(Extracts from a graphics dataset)

- - - - - - -

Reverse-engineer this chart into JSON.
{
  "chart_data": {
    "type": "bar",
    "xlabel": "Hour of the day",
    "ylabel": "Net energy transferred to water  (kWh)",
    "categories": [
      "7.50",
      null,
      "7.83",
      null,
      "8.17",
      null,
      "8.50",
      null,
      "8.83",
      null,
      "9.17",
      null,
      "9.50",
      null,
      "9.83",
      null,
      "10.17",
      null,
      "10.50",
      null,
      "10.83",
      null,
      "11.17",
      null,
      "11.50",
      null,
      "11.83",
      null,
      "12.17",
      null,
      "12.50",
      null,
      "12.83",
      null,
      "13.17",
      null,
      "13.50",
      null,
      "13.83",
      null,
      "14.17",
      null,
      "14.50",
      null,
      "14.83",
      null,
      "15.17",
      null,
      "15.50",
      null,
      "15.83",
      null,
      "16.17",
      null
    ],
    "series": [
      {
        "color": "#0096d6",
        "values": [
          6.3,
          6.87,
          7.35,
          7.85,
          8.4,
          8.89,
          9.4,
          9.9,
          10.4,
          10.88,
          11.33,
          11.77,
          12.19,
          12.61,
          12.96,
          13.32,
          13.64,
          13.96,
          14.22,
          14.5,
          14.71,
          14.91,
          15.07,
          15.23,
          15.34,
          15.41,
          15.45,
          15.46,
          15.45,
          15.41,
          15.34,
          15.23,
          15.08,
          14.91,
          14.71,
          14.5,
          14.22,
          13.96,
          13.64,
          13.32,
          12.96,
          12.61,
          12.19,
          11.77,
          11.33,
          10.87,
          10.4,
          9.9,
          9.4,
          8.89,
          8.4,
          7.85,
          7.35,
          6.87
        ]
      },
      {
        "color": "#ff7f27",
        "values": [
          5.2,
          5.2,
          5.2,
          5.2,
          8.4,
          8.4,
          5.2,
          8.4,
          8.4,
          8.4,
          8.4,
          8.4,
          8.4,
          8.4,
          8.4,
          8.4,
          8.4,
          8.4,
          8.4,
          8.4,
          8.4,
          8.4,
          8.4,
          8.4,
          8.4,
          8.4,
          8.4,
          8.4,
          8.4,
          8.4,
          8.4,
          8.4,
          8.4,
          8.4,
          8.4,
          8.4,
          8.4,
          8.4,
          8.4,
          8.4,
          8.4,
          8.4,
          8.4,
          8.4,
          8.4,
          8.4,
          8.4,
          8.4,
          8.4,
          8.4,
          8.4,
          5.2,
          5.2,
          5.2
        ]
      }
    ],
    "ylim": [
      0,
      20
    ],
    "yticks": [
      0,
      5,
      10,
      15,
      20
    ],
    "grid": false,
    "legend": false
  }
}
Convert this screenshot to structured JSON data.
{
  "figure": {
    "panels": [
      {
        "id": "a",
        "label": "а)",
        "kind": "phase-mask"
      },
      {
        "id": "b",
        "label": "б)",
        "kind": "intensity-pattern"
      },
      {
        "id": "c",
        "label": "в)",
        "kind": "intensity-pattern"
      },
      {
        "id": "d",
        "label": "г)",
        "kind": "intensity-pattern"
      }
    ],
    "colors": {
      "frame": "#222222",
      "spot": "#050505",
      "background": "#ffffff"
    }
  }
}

- - - - - - -

Problem |
List each line in the listing that contains the string "this".

Full response |
Reverse-engineer this chart into JSON.
Convert this screenshot to structured JSON data.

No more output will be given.